**Collected data**
____________

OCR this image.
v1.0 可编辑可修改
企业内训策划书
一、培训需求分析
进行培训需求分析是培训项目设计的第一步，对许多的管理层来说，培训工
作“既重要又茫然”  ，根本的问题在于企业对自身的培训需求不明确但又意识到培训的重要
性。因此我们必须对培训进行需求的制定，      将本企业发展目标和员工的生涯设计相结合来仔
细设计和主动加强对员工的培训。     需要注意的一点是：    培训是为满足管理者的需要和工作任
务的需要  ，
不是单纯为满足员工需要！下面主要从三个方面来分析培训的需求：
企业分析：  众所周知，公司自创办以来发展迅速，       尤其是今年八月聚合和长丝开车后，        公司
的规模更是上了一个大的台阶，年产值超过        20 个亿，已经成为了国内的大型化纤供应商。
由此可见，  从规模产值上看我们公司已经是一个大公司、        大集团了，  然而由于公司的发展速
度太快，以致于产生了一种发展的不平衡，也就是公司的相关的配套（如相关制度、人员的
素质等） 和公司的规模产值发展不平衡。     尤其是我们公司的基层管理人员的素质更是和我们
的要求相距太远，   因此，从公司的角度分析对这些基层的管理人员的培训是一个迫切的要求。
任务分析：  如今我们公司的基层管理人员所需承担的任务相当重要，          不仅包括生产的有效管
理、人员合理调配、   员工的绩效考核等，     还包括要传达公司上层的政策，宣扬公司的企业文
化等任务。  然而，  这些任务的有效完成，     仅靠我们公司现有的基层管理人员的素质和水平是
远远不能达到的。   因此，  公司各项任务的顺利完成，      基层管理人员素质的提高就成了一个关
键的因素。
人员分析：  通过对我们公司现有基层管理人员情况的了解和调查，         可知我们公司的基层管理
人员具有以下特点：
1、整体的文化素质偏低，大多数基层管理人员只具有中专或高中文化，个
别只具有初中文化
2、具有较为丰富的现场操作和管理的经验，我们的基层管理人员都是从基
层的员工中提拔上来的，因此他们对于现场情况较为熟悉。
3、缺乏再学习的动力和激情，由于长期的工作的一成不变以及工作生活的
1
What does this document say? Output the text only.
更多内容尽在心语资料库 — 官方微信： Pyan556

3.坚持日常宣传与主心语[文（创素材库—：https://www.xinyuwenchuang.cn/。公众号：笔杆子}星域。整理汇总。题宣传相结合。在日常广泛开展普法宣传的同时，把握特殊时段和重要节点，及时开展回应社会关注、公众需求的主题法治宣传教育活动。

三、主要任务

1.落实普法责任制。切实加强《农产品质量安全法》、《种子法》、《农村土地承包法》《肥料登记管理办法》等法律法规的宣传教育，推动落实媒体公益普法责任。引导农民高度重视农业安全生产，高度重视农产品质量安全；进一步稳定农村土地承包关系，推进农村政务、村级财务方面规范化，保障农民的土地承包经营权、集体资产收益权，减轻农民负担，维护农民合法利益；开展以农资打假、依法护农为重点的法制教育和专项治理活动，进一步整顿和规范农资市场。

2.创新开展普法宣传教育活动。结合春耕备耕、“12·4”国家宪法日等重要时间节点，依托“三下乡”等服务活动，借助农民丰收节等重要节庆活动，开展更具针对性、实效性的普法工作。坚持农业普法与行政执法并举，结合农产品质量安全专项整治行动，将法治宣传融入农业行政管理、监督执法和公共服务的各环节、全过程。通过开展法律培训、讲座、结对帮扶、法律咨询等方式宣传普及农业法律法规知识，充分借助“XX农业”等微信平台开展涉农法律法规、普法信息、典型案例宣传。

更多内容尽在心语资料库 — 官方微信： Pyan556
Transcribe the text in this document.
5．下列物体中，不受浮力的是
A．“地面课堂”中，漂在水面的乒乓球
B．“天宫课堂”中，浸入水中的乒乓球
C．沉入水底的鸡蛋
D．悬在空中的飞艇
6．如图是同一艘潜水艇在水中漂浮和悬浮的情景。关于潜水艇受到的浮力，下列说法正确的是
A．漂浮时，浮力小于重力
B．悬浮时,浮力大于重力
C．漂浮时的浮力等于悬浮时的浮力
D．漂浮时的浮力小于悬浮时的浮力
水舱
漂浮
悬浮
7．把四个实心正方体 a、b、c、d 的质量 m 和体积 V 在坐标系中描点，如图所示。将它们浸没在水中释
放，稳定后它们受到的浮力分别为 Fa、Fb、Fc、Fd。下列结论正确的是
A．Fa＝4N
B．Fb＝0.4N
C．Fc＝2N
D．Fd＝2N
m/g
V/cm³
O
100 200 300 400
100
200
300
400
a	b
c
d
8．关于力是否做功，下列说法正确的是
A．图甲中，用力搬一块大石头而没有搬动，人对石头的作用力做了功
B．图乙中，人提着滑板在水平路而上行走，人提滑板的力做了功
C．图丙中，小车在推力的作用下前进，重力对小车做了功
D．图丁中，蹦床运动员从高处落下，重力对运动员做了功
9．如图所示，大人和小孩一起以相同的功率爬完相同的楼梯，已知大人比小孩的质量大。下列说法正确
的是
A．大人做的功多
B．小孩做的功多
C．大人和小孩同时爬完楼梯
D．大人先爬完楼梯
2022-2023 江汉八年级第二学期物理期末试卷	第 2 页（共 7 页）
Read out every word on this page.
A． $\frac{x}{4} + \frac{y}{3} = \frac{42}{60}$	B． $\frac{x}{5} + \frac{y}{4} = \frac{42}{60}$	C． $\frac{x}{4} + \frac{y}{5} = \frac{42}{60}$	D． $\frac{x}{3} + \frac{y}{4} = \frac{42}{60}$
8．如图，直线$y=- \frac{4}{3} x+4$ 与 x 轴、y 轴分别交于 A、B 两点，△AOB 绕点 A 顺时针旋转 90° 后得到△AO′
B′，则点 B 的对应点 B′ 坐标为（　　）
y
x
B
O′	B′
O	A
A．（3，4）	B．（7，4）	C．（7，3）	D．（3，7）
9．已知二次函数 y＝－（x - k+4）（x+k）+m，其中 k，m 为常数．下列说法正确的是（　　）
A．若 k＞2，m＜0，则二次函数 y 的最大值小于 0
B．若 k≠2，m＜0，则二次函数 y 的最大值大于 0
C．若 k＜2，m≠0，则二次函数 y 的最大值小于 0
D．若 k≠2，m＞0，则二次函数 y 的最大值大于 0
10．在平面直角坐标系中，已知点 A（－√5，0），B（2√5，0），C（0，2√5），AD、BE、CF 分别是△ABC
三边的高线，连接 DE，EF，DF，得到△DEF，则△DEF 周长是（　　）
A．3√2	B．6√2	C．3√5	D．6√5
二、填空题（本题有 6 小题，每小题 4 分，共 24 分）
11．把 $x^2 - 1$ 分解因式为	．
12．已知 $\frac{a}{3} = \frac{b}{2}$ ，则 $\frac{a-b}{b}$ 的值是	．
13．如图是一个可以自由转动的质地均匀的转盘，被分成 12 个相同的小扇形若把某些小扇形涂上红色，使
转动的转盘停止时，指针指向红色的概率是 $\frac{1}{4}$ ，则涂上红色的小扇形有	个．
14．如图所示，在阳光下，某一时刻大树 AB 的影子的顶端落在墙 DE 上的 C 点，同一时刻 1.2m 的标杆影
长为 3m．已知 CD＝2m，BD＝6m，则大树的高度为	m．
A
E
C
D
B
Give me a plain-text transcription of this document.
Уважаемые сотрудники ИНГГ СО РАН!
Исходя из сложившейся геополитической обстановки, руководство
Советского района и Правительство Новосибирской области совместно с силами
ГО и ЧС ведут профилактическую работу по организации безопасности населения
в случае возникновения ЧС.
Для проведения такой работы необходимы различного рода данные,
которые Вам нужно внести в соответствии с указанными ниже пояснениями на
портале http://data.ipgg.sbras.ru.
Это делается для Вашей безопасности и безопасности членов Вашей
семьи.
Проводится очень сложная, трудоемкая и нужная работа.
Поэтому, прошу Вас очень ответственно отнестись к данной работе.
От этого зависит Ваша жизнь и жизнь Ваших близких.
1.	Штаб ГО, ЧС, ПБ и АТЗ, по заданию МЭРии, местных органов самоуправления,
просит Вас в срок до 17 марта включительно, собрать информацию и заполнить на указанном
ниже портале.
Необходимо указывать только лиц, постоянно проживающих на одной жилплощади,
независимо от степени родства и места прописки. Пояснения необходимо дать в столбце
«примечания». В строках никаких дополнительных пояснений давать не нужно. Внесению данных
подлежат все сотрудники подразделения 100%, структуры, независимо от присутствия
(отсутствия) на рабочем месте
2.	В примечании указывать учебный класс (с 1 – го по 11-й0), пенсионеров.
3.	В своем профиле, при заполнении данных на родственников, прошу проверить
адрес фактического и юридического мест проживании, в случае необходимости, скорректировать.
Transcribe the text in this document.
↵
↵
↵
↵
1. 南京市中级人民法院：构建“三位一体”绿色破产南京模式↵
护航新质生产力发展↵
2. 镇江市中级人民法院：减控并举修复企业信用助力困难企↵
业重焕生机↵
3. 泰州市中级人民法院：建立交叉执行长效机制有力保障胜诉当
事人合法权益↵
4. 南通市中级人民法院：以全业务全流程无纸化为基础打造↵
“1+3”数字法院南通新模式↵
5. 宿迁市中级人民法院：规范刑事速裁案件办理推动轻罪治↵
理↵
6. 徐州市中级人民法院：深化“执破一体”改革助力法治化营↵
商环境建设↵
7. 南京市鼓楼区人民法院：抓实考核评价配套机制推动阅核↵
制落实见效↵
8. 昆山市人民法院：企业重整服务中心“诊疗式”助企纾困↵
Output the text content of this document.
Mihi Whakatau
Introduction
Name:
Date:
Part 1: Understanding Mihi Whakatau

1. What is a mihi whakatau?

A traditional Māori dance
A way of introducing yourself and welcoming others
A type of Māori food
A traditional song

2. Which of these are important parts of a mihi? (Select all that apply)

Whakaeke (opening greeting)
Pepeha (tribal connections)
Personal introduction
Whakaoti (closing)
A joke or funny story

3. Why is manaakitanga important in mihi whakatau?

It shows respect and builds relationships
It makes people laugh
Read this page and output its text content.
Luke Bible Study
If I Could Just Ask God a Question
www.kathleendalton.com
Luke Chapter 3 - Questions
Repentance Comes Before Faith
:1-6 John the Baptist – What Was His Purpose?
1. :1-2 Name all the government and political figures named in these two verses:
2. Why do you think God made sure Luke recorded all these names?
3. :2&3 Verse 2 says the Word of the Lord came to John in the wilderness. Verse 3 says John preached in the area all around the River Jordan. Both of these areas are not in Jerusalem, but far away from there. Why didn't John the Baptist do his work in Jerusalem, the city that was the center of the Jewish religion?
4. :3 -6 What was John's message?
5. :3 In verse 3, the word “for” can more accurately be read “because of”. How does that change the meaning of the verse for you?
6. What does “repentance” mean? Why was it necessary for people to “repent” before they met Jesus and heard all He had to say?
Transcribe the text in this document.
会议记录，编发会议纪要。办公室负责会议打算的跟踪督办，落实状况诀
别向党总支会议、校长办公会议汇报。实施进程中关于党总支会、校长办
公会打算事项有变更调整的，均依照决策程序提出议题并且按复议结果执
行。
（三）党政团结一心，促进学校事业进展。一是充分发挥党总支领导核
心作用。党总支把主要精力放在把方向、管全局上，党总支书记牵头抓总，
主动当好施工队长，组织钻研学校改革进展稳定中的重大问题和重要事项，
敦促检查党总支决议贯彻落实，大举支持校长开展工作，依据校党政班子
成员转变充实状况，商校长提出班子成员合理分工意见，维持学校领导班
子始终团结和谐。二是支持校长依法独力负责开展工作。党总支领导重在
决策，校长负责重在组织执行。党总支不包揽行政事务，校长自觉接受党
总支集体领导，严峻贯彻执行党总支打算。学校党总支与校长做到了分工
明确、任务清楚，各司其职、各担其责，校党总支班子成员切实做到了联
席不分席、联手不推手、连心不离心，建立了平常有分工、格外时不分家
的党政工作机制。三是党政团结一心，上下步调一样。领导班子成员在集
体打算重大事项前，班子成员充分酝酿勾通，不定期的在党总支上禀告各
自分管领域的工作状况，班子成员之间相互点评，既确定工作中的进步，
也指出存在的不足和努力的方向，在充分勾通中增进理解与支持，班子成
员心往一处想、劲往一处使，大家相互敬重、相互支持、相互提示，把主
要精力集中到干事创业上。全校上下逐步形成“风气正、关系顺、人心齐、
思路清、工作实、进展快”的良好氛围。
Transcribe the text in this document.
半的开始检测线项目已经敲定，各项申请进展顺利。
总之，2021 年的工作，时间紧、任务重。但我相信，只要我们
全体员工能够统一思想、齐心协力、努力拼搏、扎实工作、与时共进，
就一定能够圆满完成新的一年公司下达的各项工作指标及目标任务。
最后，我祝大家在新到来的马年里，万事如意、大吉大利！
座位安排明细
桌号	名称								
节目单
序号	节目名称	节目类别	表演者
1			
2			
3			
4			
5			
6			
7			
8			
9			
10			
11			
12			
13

____________

**What you need to do**
Scan the listing above and identify each line holding the string "очень"; copy every such line.

**Full output**
Проводится очень сложная, трудоемкая и нужная работа.
Поэтому, прошу Вас очень ответственно отнестись к данной работе.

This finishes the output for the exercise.